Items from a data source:
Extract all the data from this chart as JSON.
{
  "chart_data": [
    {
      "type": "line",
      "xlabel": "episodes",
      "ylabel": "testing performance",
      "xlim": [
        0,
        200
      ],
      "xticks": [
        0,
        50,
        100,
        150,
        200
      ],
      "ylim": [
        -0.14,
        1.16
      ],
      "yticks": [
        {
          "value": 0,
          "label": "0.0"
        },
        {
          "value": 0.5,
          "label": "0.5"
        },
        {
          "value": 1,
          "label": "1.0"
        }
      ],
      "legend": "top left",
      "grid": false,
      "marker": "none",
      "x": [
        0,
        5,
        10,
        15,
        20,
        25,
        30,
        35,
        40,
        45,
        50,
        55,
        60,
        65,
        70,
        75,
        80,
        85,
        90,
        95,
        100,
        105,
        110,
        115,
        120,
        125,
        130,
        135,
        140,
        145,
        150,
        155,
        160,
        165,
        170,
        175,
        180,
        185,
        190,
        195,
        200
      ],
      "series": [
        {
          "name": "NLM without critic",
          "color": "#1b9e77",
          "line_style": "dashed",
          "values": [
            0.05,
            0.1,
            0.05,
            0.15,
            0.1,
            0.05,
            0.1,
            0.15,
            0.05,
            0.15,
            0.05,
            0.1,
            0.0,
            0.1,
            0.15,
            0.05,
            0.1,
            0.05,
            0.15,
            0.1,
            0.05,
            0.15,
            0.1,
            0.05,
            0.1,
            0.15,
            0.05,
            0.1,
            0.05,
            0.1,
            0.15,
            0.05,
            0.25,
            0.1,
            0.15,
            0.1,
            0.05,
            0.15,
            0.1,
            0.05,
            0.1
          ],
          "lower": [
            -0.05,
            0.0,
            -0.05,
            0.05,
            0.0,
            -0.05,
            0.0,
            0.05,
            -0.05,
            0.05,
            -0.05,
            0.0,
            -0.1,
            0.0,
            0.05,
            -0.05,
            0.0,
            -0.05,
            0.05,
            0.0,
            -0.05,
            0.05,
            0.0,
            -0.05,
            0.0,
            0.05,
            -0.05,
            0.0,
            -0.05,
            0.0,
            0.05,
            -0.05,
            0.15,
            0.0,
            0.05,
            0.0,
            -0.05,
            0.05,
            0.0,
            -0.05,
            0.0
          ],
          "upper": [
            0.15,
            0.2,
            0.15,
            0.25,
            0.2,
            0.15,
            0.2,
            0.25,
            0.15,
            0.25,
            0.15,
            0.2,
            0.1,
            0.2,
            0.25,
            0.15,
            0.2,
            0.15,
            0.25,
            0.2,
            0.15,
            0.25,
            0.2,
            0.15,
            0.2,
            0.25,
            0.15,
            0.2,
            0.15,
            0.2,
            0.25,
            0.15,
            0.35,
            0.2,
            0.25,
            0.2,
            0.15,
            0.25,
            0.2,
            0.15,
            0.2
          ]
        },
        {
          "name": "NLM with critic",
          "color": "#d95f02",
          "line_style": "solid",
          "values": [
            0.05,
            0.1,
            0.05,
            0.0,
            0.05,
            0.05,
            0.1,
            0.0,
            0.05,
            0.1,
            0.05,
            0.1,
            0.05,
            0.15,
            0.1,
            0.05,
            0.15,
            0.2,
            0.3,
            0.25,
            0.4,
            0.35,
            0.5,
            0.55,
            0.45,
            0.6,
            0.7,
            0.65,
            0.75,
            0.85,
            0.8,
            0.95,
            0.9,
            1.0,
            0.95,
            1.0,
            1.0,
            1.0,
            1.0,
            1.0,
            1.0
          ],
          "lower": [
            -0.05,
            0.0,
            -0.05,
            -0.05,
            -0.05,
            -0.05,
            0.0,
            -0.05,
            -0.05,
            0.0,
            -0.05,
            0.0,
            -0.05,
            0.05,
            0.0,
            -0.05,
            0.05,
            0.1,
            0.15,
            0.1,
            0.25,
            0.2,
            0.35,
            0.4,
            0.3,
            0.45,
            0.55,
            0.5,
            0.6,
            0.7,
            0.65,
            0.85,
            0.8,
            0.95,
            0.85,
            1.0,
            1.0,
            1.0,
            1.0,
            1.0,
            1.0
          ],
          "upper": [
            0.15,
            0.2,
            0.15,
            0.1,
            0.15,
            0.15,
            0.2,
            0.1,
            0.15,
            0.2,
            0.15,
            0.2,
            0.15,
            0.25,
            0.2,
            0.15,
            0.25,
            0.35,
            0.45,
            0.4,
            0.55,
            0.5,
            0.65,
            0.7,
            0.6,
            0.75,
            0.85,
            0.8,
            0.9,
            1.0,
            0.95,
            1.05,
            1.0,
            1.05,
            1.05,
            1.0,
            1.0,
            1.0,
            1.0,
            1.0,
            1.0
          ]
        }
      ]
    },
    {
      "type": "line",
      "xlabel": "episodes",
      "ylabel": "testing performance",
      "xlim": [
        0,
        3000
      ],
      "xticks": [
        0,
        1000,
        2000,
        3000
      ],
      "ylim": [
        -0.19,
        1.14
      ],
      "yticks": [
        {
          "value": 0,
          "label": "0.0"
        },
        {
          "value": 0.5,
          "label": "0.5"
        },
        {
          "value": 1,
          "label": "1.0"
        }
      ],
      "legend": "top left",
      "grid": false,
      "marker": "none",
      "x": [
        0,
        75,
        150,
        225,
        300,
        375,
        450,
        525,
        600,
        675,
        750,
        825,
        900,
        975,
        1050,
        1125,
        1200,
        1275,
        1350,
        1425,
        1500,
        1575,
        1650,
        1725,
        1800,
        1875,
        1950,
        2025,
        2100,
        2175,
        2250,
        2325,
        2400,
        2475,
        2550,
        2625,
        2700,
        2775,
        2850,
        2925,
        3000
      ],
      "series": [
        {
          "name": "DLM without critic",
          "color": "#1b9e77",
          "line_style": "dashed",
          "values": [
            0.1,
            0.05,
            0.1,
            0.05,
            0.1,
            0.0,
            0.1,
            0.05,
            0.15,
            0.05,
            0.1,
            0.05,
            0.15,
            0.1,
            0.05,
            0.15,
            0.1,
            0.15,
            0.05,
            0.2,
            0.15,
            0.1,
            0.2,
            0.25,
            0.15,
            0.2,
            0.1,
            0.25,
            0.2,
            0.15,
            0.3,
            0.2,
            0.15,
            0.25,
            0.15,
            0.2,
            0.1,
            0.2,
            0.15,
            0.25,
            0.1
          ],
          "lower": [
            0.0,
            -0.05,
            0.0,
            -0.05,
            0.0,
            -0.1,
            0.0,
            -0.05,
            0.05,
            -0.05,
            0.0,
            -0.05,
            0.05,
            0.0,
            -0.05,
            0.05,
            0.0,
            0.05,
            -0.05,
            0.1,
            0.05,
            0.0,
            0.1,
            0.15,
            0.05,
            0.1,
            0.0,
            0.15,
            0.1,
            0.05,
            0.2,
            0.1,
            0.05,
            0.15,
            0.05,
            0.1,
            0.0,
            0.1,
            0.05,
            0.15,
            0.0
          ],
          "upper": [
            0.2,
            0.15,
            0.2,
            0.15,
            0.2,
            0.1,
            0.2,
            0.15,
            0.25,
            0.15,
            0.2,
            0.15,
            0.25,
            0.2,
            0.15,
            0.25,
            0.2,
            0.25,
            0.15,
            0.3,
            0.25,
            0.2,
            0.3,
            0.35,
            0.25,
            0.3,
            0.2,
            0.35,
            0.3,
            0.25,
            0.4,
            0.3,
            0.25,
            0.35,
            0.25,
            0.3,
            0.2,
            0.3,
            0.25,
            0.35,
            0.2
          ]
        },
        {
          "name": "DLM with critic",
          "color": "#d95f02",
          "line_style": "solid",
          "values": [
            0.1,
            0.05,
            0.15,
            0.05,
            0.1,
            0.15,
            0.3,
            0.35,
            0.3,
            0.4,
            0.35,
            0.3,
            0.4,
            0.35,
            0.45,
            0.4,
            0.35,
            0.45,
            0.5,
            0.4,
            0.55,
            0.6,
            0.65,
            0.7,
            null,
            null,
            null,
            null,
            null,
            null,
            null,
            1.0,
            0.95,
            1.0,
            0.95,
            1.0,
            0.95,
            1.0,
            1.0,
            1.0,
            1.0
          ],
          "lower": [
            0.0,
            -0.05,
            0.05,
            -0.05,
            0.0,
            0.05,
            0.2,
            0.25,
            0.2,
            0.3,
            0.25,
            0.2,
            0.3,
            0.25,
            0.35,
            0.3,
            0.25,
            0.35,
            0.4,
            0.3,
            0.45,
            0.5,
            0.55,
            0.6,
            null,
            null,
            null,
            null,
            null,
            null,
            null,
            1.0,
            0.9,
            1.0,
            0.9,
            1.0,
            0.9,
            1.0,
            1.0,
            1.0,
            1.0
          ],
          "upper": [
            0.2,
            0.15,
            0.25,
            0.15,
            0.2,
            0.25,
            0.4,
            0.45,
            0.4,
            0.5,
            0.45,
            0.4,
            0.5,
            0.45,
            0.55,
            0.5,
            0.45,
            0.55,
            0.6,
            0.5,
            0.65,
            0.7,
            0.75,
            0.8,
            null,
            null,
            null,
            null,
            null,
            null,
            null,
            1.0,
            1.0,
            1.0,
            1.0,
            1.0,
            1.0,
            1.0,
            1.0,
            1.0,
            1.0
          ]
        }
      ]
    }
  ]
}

▸ Directive:
In the records, locate each line holding the string "without" and copy it.

▸ Full solution:
          "name": "NLM without critic",
          "name": "DLM without critic",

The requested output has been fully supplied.